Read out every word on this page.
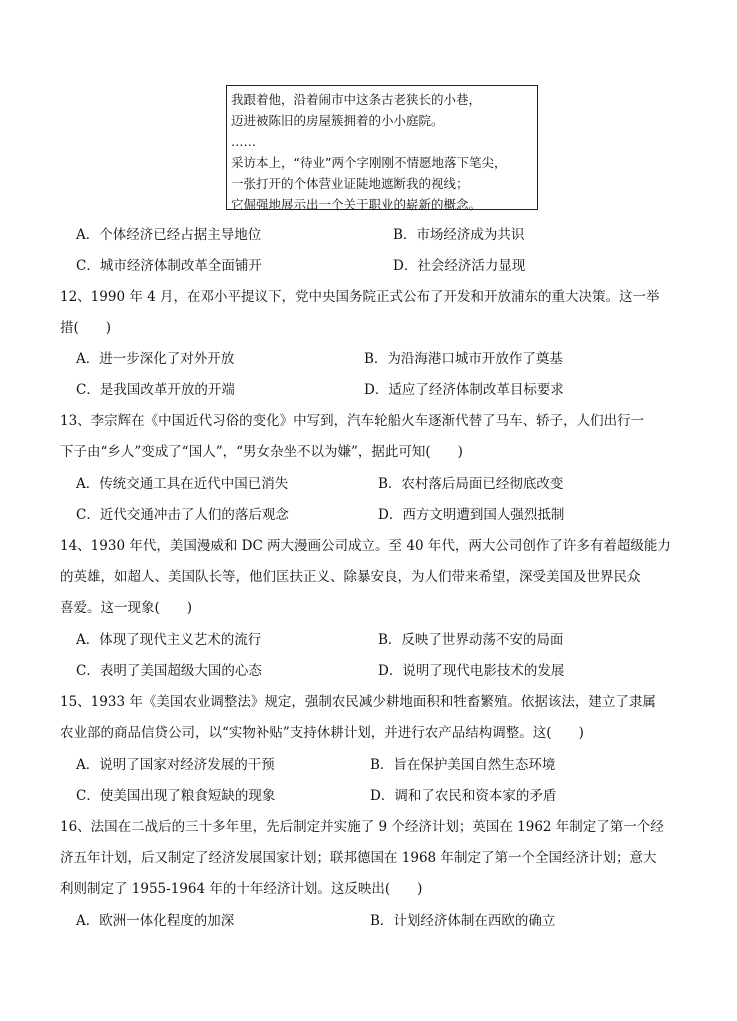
我跟着他，沿着闹市中这条古老狭长的小巷，
迈进被陈旧的房屋簇拥着的小小庭院。
……
采访本上，“待业”两个字刚刚不情愿地落下笔尖，
一张打开的个体营业证陡地遮断我的视线；
它倔强地展示出一个关于职业的崭新的概念。
A．个体经济已经占据主导地位	B．市场经济成为共识
C．城市经济体制改革全面铺开	D．社会经济活力显现
12、1990 年 4 月，在邓小平提议下，党中央国务院正式公布了开发和开放浦东的重大决策。这一举
措(　　)
A．进一步深化了对外开放	B．为沿海港口城市开放作了奠基
C．是我国改革开放的开端	D．适应了经济体制改革目标要求
13、李宗辉在《中国近代习俗的变化》中写到，汽车轮船火车逐渐代替了马车、轿子，人们出行一
下子由“乡人”变成了“国人”，“男女杂坐不以为嫌”，据此可知(　　)
A．传统交通工具在近代中国已消失	B．农村落后局面已经彻底改变
C．近代交通冲击了人们的落后观念	D．西方文明遭到国人强烈抵制
14、1930 年代，美国漫威和 DC 两大漫画公司成立。至 40 年代，两大公司创作了许多有着超级能力
的英雄，如超人、美国队长等，他们匡扶正义、除暴安良，为人们带来希望，深受美国及世界民众
喜爱。这一现象(　　)
A．体现了现代主义艺术的流行	B．反映了世界动荡不安的局面
C．表明了美国超级大国的心态	D．说明了现代电影技术的发展
15、1933 年《美国农业调整法》规定，强制农民减少耕地面积和牲畜繁殖。依据该法，建立了隶属
农业部的商品信贷公司，以“实物补贴”支持休耕计划，并进行农产品结构调整。这(　　)
A．说明了国家对经济发展的干预	B．旨在保护美国自然生态环境
C．使美国出现了粮食短缺的现象	D．调和了农民和资本家的矛盾
16、法国在二战后的三十多年里，先后制定并实施了 9 个经济计划；英国在 1962 年制定了第一个经
济五年计划，后又制定了经济发展国家计划；联邦德国在 1968 年制定了第一个全国经济计划；意大
利则制定了 1955-1964 年的十年经济计划。这反映出(　　)
A．欧洲一体化程度的加深	B．计划经济体制在西欧的确立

═══

Given request -
Transcribe the entries above verbatim, omitting their pictures.

Answer to this problem -
Read out every word on this page.
我跟着他，沿着闹市中这条古老狭长的小巷，
迈进被陈旧的房屋簇拥着的小小庭院。
……
采访本上，“待业”两个字刚刚不情愿地落下笔尖，
一张打开的个体营业证陡地遮断我的视线；
它倔强地展示出一个关于职业的崭新的概念。
A．个体经济已经占据主导地位	B．市场经济成为共识
C．城市经济体制改革全面铺开	D．社会经济活力显现
12、1990 年 4 月，在邓小平提议下，党中央国务院正式公布了开发和开放浦东的重大决策。这一举
措(　　)
A．进一步深化了对外开放	B．为沿海港口城市开放作了奠基
C．是我国改革开放的开端	D．适应了经济体制改革目标要求
13、李宗辉在《中国近代习俗的变化》中写到，汽车轮船火车逐渐代替了马车、轿子，人们出行一
下子由“乡人”变成了“国人”，“男女杂坐不以为嫌”，据此可知(　　)
A．传统交通工具在近代中国已消失	B．农村落后局面已经彻底改变
C．近代交通冲击了人们的落后观念	D．西方文明遭到国人强烈抵制
14、1930 年代，美国漫威和 DC 两大漫画公司成立。至 40 年代，两大公司创作了许多有着超级能力
的英雄，如超人、美国队长等，他们匡扶正义、除暴安良，为人们带来希望，深受美国及世界民众
喜爱。这一现象(　　)
A．体现了现代主义艺术的流行	B．反映了世界动荡不安的局面
C．表明了美国超级大国的心态	D．说明了现代电影技术的发展
15、1933 年《美国农业调整法》规定，强制农民减少耕地面积和牲畜繁殖。依据该法，建立了隶属
农业部的商品信贷公司，以“实物补贴”支持休耕计划，并进行农产品结构调整。这(　　)
A．说明了国家对经济发展的干预	B．旨在保护美国自然生态环境
C．使美国出现了粮食短缺的现象	D．调和了农民和资本家的矛盾
16、法国在二战后的三十多年里，先后制定并实施了 9 个经济计划；英国在 1962 年制定了第一个经
济五年计划，后又制定了经济发展国家计划；联邦德国在 1968 年制定了第一个全国经济计划；意大
利则制定了 1955-1964 年的十年经济计划。这反映出(　　)
A．欧洲一体化程度的加深	B．计划经济体制在西欧的确立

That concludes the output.